═════ Material for this exercise
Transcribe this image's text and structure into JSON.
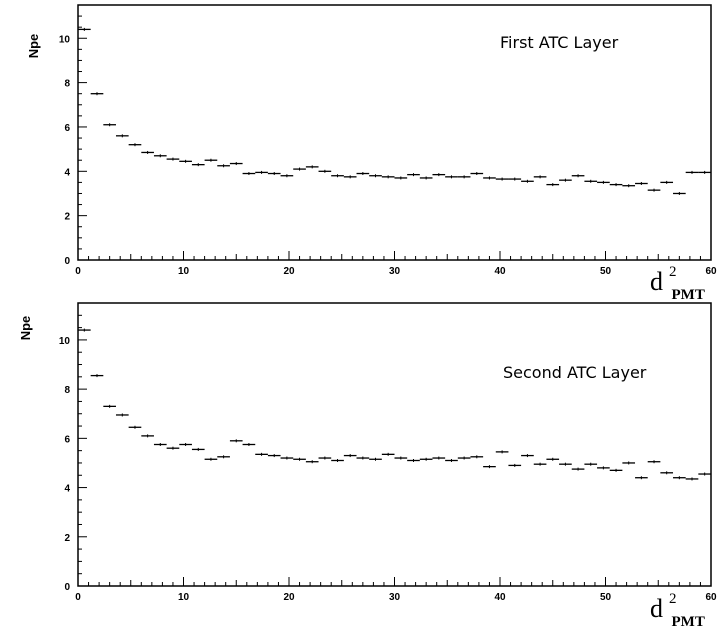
{
  "chart_data": [
    {
      "type": "scatter",
      "title": "First ATC Layer",
      "xlabel": {
        "base": "d",
        "sup": "2",
        "sub": "PMT"
      },
      "ylabel": "Npe",
      "xlim": [
        0,
        60
      ],
      "ylim": [
        0,
        11.5
      ],
      "xticks": [
        0,
        10,
        20,
        30,
        40,
        50,
        60
      ],
      "yticks": [
        0,
        2,
        4,
        6,
        8,
        10
      ],
      "bin_width": 1.2,
      "series": [
        {
          "x": [
            0.6,
            1.8,
            3.0,
            4.2,
            5.4,
            6.6,
            7.8,
            9.0,
            10.2,
            11.4,
            12.6,
            13.8,
            15.0,
            16.2,
            17.4,
            18.6,
            19.8,
            21.0,
            22.2,
            23.4,
            24.6,
            25.8,
            27.0,
            28.2,
            29.4,
            30.6,
            31.8,
            33.0,
            34.2,
            35.4,
            36.6,
            37.8,
            39.0,
            40.2,
            41.4,
            42.6,
            43.8,
            45.0,
            46.2,
            47.4,
            48.6,
            49.8,
            51.0,
            52.2,
            53.4,
            54.6,
            55.8,
            57.0,
            58.2,
            59.4
          ],
          "y": [
            10.4,
            7.5,
            6.1,
            5.6,
            5.2,
            4.85,
            4.7,
            4.55,
            4.45,
            4.3,
            4.5,
            4.25,
            4.35,
            3.9,
            3.95,
            3.9,
            3.8,
            4.1,
            4.2,
            4.0,
            3.8,
            3.75,
            3.9,
            3.8,
            3.75,
            3.7,
            3.85,
            3.7,
            3.85,
            3.75,
            3.75,
            3.9,
            3.7,
            3.65,
            3.65,
            3.55,
            3.75,
            3.4,
            3.6,
            3.8,
            3.55,
            3.5,
            3.4,
            3.35,
            3.45,
            3.15,
            3.5,
            3.0,
            3.95,
            3.95
          ]
        }
      ]
    },
    {
      "type": "scatter",
      "title": "Second ATC Layer",
      "xlabel": {
        "base": "d",
        "sup": "2",
        "sub": "PMT"
      },
      "ylabel": "Npe",
      "xlim": [
        0,
        60
      ],
      "ylim": [
        0,
        11.5
      ],
      "xticks": [
        0,
        10,
        20,
        30,
        40,
        50,
        60
      ],
      "yticks": [
        0,
        2,
        4,
        6,
        8,
        10
      ],
      "bin_width": 1.2,
      "series": [
        {
          "x": [
            0.6,
            1.8,
            3.0,
            4.2,
            5.4,
            6.6,
            7.8,
            9.0,
            10.2,
            11.4,
            12.6,
            13.8,
            15.0,
            16.2,
            17.4,
            18.6,
            19.8,
            21.0,
            22.2,
            23.4,
            24.6,
            25.8,
            27.0,
            28.2,
            29.4,
            30.6,
            31.8,
            33.0,
            34.2,
            35.4,
            36.6,
            37.8,
            39.0,
            40.2,
            41.4,
            42.6,
            43.8,
            45.0,
            46.2,
            47.4,
            48.6,
            49.8,
            51.0,
            52.2,
            53.4,
            54.6,
            55.8,
            57.0,
            58.2,
            59.4
          ],
          "y": [
            10.4,
            8.55,
            7.3,
            6.95,
            6.45,
            6.1,
            5.75,
            5.6,
            5.75,
            5.55,
            5.15,
            5.25,
            5.9,
            5.75,
            5.35,
            5.3,
            5.2,
            5.15,
            5.05,
            5.2,
            5.1,
            5.3,
            5.2,
            5.15,
            5.35,
            5.2,
            5.1,
            5.15,
            5.2,
            5.1,
            5.2,
            5.25,
            4.85,
            5.45,
            4.9,
            5.3,
            4.95,
            5.15,
            4.95,
            4.75,
            4.95,
            4.8,
            4.7,
            5.0,
            4.4,
            5.05,
            4.6,
            4.4,
            4.35,
            4.55
          ]
        }
      ]
    }
  ]
}
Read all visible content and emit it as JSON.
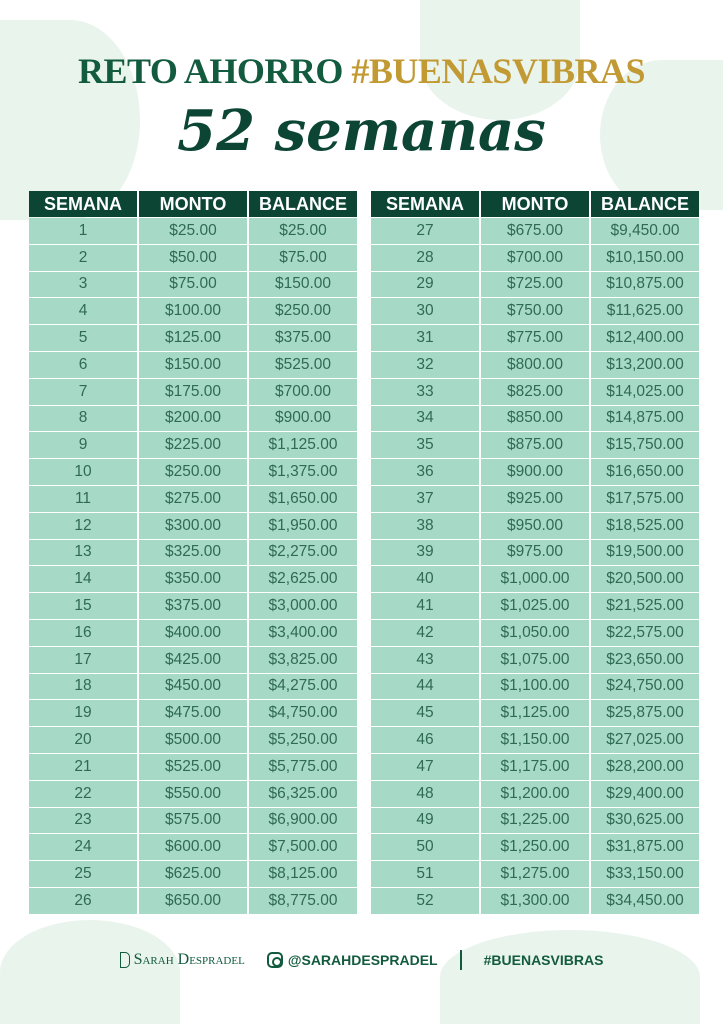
══════════
— Task prompt —
Reproduce each entry precisely. Leave the pictures out.

— Result —
Transcribe this image's text and structure into JSON.
{
  "chart_data": [
    {
      "type": "scatter",
      "title": "First ATC Layer",
      "xlabel": {
        "base": "d",
        "sup": "2",
        "sub": "PMT"
      },
      "ylabel": "Npe",
      "xlim": [
        0,
        60
      ],
      "ylim": [
        0,
        11.5
      ],
      "xticks": [
        0,
        10,
        20,
        30,
        40,
        50,
        60
      ],
      "yticks": [
        0,
        2,
        4,
        6,
        8,
        10
      ],
      "bin_width": 1.2,
      "series": [
        {
          "x": [
            0.6,
            1.8,
            3.0,
            4.2,
            5.4,
            6.6,
            7.8,
            9.0,
            10.2,
            11.4,
            12.6,
            13.8,
            15.0,
            16.2,
            17.4,
            18.6,
            19.8,
            21.0,
            22.2,
            23.4,
            24.6,
            25.8,
            27.0,
            28.2,
            29.4,
            30.6,
            31.8,
            33.0,
            34.2,
            35.4,
            36.6,
            37.8,
            39.0,
            40.2,
            41.4,
            42.6,
            43.8,
            45.0,
            46.2,
            47.4,
            48.6,
            49.8,
            51.0,
            52.2,
            53.4,
            54.6,
            55.8,
            57.0,
            58.2,
            59.4
          ],
          "y": [
            10.4,
            7.5,
            6.1,
            5.6,
            5.2,
            4.85,
            4.7,
            4.55,
            4.45,
            4.3,
            4.5,
            4.25,
            4.35,
            3.9,
            3.95,
            3.9,
            3.8,
            4.1,
            4.2,
            4.0,
            3.8,
            3.75,
            3.9,
            3.8,
            3.75,
            3.7,
            3.85,
            3.7,
            3.85,
            3.75,
            3.75,
            3.9,
            3.7,
            3.65,
            3.65,
            3.55,
            3.75,
            3.4,
            3.6,
            3.8,
            3.55,
            3.5,
            3.4,
            3.35,
            3.45,
            3.15,
            3.5,
            3.0,
            3.95,
            3.95
          ]
        }
      ]
    },
    {
      "type": "scatter",
      "title": "Second ATC Layer",
      "xlabel": {
        "base": "d",
        "sup": "2",
        "sub": "PMT"
      },
      "ylabel": "Npe",
      "xlim": [
        0,
        60
      ],
      "ylim": [
        0,
        11.5
      ],
      "xticks": [
        0,
        10,
        20,
        30,
        40,
        50,
        60
      ],
      "yticks": [
        0,
        2,
        4,
        6,
        8,
        10
      ],
      "bin_width": 1.2,
      "series": [
        {
          "x": [
            0.6,
            1.8,
            3.0,
            4.2,
            5.4,
            6.6,
            7.8,
            9.0,
            10.2,
            11.4,
            12.6,
            13.8,
            15.0,
            16.2,
            17.4,
            18.6,
            19.8,
            21.0,
            22.2,
            23.4,
            24.6,
            25.8,
            27.0,
            28.2,
            29.4,
            30.6,
            31.8,
            33.0,
            34.2,
            35.4,
            36.6,
            37.8,
            39.0,
            40.2,
            41.4,
            42.6,
            43.8,
            45.0,
            46.2,
            47.4,
            48.6,
            49.8,
            51.0,
            52.2,
            53.4,
            54.6,
            55.8,
            57.0,
            58.2,
            59.4
          ],
          "y": [
            10.4,
            8.55,
            7.3,
            6.95,
            6.45,
            6.1,
            5.75,
            5.6,
            5.75,
            5.55,
            5.15,
            5.25,
            5.9,
            5.75,
            5.35,
            5.3,
            5.2,
            5.15,
            5.05,
            5.2,
            5.1,
            5.3,
            5.2,
            5.15,
            5.35,
            5.2,
            5.1,
            5.15,
            5.2,
            5.1,
            5.2,
            5.25,
            4.85,
            5.45,
            4.9,
            5.3,
            4.95,
            5.15,
            4.95,
            4.75,
            4.95,
            4.8,
            4.7,
            5.0,
            4.4,
            5.05,
            4.6,
            4.4,
            4.35,
            4.55
          ]
        }
      ]
    }
  ]
}
Read all visible content and emit it as JSON.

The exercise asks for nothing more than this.